- **Aim of the task**: Retype each line exactly. Skip images.

- **Given entries**:
* begin *
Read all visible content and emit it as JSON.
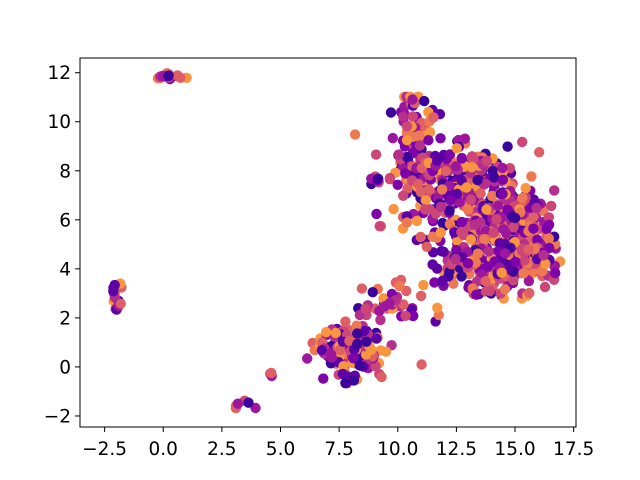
{
  "chart_data": {
    "type": "scatter",
    "title": "",
    "xlabel": "",
    "ylabel": "",
    "xlim": [
      -3.55,
      17.6
    ],
    "ylim": [
      -2.45,
      12.6
    ],
    "x_ticks": [
      -2.5,
      0.0,
      2.5,
      5.0,
      7.5,
      10.0,
      12.5,
      15.0,
      17.5
    ],
    "x_tick_labels": [
      "−2.5",
      "0.0",
      "2.5",
      "5.0",
      "7.5",
      "10.0",
      "12.5",
      "15.0",
      "17.5"
    ],
    "y_ticks": [
      -2,
      0,
      2,
      4,
      6,
      8,
      10,
      12
    ],
    "y_tick_labels": [
      "−2",
      "0",
      "2",
      "4",
      "6",
      "8",
      "10",
      "12"
    ],
    "grid": false,
    "legend": "none",
    "colormap": "plasma",
    "colors": [
      "#3b049a",
      "#5c01a6",
      "#7e03a8",
      "#9c179e",
      "#b52f8c",
      "#cc4778",
      "#de5f65",
      "#ed7953",
      "#f89540"
    ],
    "clusters": [
      {
        "center": [
          0.3,
          11.85
        ],
        "spread": [
          0.25,
          0.08
        ],
        "count": 18
      },
      {
        "center": [
          -2.0,
          3.15
        ],
        "spread": [
          0.15,
          0.25
        ],
        "count": 12
      },
      {
        "center": [
          -1.9,
          2.45
        ],
        "spread": [
          0.08,
          0.12
        ],
        "count": 5
      },
      {
        "center": [
          3.5,
          -1.55
        ],
        "spread": [
          0.25,
          0.1
        ],
        "count": 6
      },
      {
        "center": [
          4.6,
          -0.3
        ],
        "spread": [
          0.05,
          0.05
        ],
        "count": 3
      },
      {
        "center": [
          8.2,
          9.5
        ],
        "spread": [
          0.03,
          0.03
        ],
        "count": 1
      },
      {
        "center": [
          11.0,
          0.1
        ],
        "spread": [
          0.03,
          0.03
        ],
        "count": 1
      },
      {
        "center": [
          8.0,
          0.8
        ],
        "spread": [
          0.75,
          0.55
        ],
        "count": 150
      },
      {
        "center": [
          7.8,
          -0.4
        ],
        "spread": [
          0.15,
          0.12
        ],
        "count": 6
      },
      {
        "center": [
          9.9,
          2.5
        ],
        "spread": [
          0.7,
          0.4
        ],
        "count": 40
      },
      {
        "center": [
          10.8,
          9.8
        ],
        "spread": [
          0.35,
          0.7
        ],
        "count": 45
      },
      {
        "center": [
          10.7,
          10.9
        ],
        "spread": [
          0.15,
          0.15
        ],
        "count": 8
      },
      {
        "center": [
          10.8,
          8.0
        ],
        "spread": [
          0.6,
          0.45
        ],
        "count": 40
      },
      {
        "center": [
          9.0,
          7.6
        ],
        "spread": [
          0.15,
          0.06
        ],
        "count": 6
      },
      {
        "center": [
          12.3,
          7.0
        ],
        "spread": [
          1.2,
          1.1
        ],
        "count": 220
      },
      {
        "center": [
          14.6,
          5.8
        ],
        "spread": [
          1.0,
          1.1
        ],
        "count": 250
      },
      {
        "center": [
          15.4,
          4.6
        ],
        "spread": [
          0.8,
          0.55
        ],
        "count": 90
      },
      {
        "center": [
          13.3,
          4.2
        ],
        "spread": [
          1.0,
          0.6
        ],
        "count": 90
      },
      {
        "center": [
          14.1,
          3.2
        ],
        "spread": [
          0.4,
          0.2
        ],
        "count": 14
      },
      {
        "center": [
          12.8,
          8.4
        ],
        "spread": [
          0.7,
          0.25
        ],
        "count": 35
      }
    ]
  }
}
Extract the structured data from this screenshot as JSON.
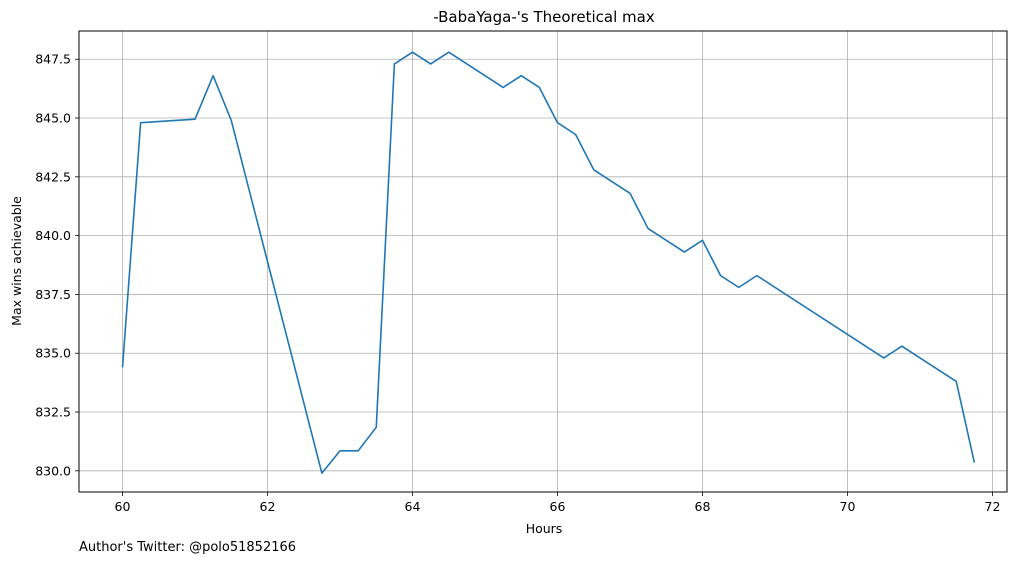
{
  "chart_data": {
    "type": "line",
    "title": "-BabaYaga-'s Theoretical max",
    "xlabel": "Hours",
    "ylabel": "Max wins achievable",
    "xlim": [
      59.4,
      72.2
    ],
    "ylim": [
      829.1,
      848.7
    ],
    "xticks": [
      60,
      62,
      64,
      66,
      68,
      70,
      72
    ],
    "xtick_labels": [
      "60",
      "62",
      "64",
      "66",
      "68",
      "70",
      "72"
    ],
    "yticks": [
      830.0,
      832.5,
      835.0,
      837.5,
      840.0,
      842.5,
      845.0,
      847.5
    ],
    "ytick_labels": [
      "830.0",
      "832.5",
      "835.0",
      "837.5",
      "840.0",
      "842.5",
      "845.0",
      "847.5"
    ],
    "grid": true,
    "series": [
      {
        "color": "#1f77b4",
        "x": [
          60.0,
          60.25,
          61.0,
          61.25,
          61.5,
          62.0,
          62.75,
          63.0,
          63.25,
          63.5,
          63.75,
          64.0,
          64.25,
          64.5,
          65.25,
          65.5,
          65.75,
          66.0,
          66.25,
          66.5,
          67.0,
          67.25,
          67.75,
          68.0,
          68.25,
          68.5,
          68.75,
          70.5,
          70.75,
          71.5,
          71.75
        ],
        "y": [
          834.4,
          844.8,
          844.95,
          846.8,
          844.9,
          838.9,
          829.9,
          830.85,
          830.85,
          831.85,
          847.3,
          847.8,
          847.3,
          847.8,
          846.3,
          846.8,
          846.3,
          844.8,
          844.3,
          842.8,
          841.8,
          840.3,
          839.3,
          839.8,
          838.3,
          837.8,
          838.3,
          834.8,
          835.3,
          833.8,
          830.35
        ]
      }
    ]
  },
  "footer": {
    "text": "Author's Twitter: @polo51852166"
  }
}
* end *
- **Exercise result**:
Read all visible content and emit it as JSON.
{
  "chart_data": {
    "type": "scatter",
    "title": "",
    "xlabel": "",
    "ylabel": "",
    "xlim": [
      -3.55,
      17.6
    ],
    "ylim": [
      -2.45,
      12.6
    ],
    "x_ticks": [
      -2.5,
      0.0,
      2.5,
      5.0,
      7.5,
      10.0,
      12.5,
      15.0,
      17.5
    ],
    "x_tick_labels": [
      "−2.5",
      "0.0",
      "2.5",
      "5.0",
      "7.5",
      "10.0",
      "12.5",
      "15.0",
      "17.5"
    ],
    "y_ticks": [
      -2,
      0,
      2,
      4,
      6,
      8,
      10,
      12
    ],
    "y_tick_labels": [
      "−2",
      "0",
      "2",
      "4",
      "6",
      "8",
      "10",
      "12"
    ],
    "grid": false,
    "legend": "none",
    "colormap": "plasma",
    "colors": [
      "#3b049a",
      "#5c01a6",
      "#7e03a8",
      "#9c179e",
      "#b52f8c",
      "#cc4778",
      "#de5f65",
      "#ed7953",
      "#f89540"
    ],
    "clusters": [
      {
        "center": [
          0.3,
          11.85
        ],
        "spread": [
          0.25,
          0.08
        ],
        "count": 18
      },
      {
        "center": [
          -2.0,
          3.15
        ],
        "spread": [
          0.15,
          0.25
        ],
        "count": 12
      },
      {
        "center": [
          -1.9,
          2.45
        ],
        "spread": [
          0.08,
          0.12
        ],
        "count": 5
      },
      {
        "center": [
          3.5,
          -1.55
        ],
        "spread": [
          0.25,
          0.1
        ],
        "count": 6
      },
      {
        "center": [
          4.6,
          -0.3
        ],
        "spread": [
          0.05,
          0.05
        ],
        "count": 3
      },
      {
        "center": [
          8.2,
          9.5
        ],
        "spread": [
          0.03,
          0.03
        ],
        "count": 1
      },
      {
        "center": [
          11.0,
          0.1
        ],
        "spread": [
          0.03,
          0.03
        ],
        "count": 1
      },
      {
        "center": [
          8.0,
          0.8
        ],
        "spread": [
          0.75,
          0.55
        ],
        "count": 150
      },
      {
        "center": [
          7.8,
          -0.4
        ],
        "spread": [
          0.15,
          0.12
        ],
        "count": 6
      },
      {
        "center": [
          9.9,
          2.5
        ],
        "spread": [
          0.7,
          0.4
        ],
        "count": 40
      },
      {
        "center": [
          10.8,
          9.8
        ],
        "spread": [
          0.35,
          0.7
        ],
        "count": 45
      },
      {
        "center": [
          10.7,
          10.9
        ],
        "spread": [
          0.15,
          0.15
        ],
        "count": 8
      },
      {
        "center": [
          10.8,
          8.0
        ],
        "spread": [
          0.6,
          0.45
        ],
        "count": 40
      },
      {
        "center": [
          9.0,
          7.6
        ],
        "spread": [
          0.15,
          0.06
        ],
        "count": 6
      },
      {
        "center": [
          12.3,
          7.0
        ],
        "spread": [
          1.2,
          1.1
        ],
        "count": 220
      },
      {
        "center": [
          14.6,
          5.8
        ],
        "spread": [
          1.0,
          1.1
        ],
        "count": 250
      },
      {
        "center": [
          15.4,
          4.6
        ],
        "spread": [
          0.8,
          0.55
        ],
        "count": 90
      },
      {
        "center": [
          13.3,
          4.2
        ],
        "spread": [
          1.0,
          0.6
        ],
        "count": 90
      },
      {
        "center": [
          14.1,
          3.2
        ],
        "spread": [
          0.4,
          0.2
        ],
        "count": 14
      },
      {
        "center": [
          12.8,
          8.4
        ],
        "spread": [
          0.7,
          0.25
        ],
        "count": 35
      }
    ]
  }
}
Extract the structured data from this screenshot as JSON.
{
  "chart_data": {
    "type": "line",
    "title": "-BabaYaga-'s Theoretical max",
    "xlabel": "Hours",
    "ylabel": "Max wins achievable",
    "xlim": [
      59.4,
      72.2
    ],
    "ylim": [
      829.1,
      848.7
    ],
    "xticks": [
      60,
      62,
      64,
      66,
      68,
      70,
      72
    ],
    "xtick_labels": [
      "60",
      "62",
      "64",
      "66",
      "68",
      "70",
      "72"
    ],
    "yticks": [
      830.0,
      832.5,
      835.0,
      837.5,
      840.0,
      842.5,
      845.0,
      847.5
    ],
    "ytick_labels": [
      "830.0",
      "832.5",
      "835.0",
      "837.5",
      "840.0",
      "842.5",
      "845.0",
      "847.5"
    ],
    "grid": true,
    "series": [
      {
        "color": "#1f77b4",
        "x": [
          60.0,
          60.25,
          61.0,
          61.25,
          61.5,
          62.0,
          62.75,
          63.0,
          63.25,
          63.5,
          63.75,
          64.0,
          64.25,
          64.5,
          65.25,
          65.5,
          65.75,
          66.0,
          66.25,
          66.5,
          67.0,
          67.25,
          67.75,
          68.0,
          68.25,
          68.5,
          68.75,
          70.5,
          70.75,
          71.5,
          71.75
        ],
        "y": [
          834.4,
          844.8,
          844.95,
          846.8,
          844.9,
          838.9,
          829.9,
          830.85,
          830.85,
          831.85,
          847.3,
          847.8,
          847.3,
          847.8,
          846.3,
          846.8,
          846.3,
          844.8,
          844.3,
          842.8,
          841.8,
          840.3,
          839.3,
          839.8,
          838.3,
          837.8,
          838.3,
          834.8,
          835.3,
          833.8,
          830.35
        ]
      }
    ]
  },
  "footer": {
    "text": "Author's Twitter: @polo51852166"
  }
}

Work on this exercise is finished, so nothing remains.